■ **What is required**:
Quote every line of the material beneath this one.

-- begin Data excerpts --

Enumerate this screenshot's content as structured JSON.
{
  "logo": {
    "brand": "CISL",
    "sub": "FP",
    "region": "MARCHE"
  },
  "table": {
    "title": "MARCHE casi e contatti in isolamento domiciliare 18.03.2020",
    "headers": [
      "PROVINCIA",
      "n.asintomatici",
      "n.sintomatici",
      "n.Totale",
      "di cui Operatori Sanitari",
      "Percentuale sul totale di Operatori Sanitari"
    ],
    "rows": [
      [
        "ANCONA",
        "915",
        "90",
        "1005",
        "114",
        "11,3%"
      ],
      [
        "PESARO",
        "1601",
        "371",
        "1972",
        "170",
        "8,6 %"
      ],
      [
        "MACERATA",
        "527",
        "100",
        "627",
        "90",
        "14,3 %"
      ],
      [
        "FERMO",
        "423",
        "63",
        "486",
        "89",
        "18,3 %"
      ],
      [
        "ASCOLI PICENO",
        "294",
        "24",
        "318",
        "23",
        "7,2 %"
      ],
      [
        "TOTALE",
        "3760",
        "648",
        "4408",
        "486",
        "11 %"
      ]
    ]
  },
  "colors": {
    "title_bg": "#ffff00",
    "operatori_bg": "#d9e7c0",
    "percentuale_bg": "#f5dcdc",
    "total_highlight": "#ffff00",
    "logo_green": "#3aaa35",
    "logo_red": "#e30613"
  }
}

-- end Data excerpts --

■ **Task output**:
Enumerate this screenshot's content as structured JSON.
{
  "logo": {
    "brand": "CISL",
    "sub": "FP",
    "region": "MARCHE"
  },
  "table": {
    "title": "MARCHE casi e contatti in isolamento domiciliare 18.03.2020",
    "headers": [
      "PROVINCIA",
      "n.asintomatici",
      "n.sintomatici",
      "n.Totale",
      "di cui Operatori Sanitari",
      "Percentuale sul totale di Operatori Sanitari"
    ],
    "rows": [
      [
        "ANCONA",
        "915",
        "90",
        "1005",
        "114",
        "11,3%"
      ],
      [
        "PESARO",
        "1601",
        "371",
        "1972",
        "170",
        "8,6 %"
      ],
      [
        "MACERATA",
        "527",
        "100",
        "627",
        "90",
        "14,3 %"
      ],
      [
        "FERMO",
        "423",
        "63",
        "486",
        "89",
        "18,3 %"
      ],
      [
        "ASCOLI PICENO",
        "294",
        "24",
        "318",
        "23",
        "7,2 %"
      ],
      [
        "TOTALE",
        "3760",
        "648",
        "4408",
        "486",
        "11 %"
      ]
    ]
  },
  "colors": {
    "title_bg": "#ffff00",
    "operatori_bg": "#d9e7c0",
    "percentuale_bg": "#f5dcdc",
    "total_highlight": "#ffff00",
    "logo_green": "#3aaa35",
    "logo_red": "#e30613"
  }
}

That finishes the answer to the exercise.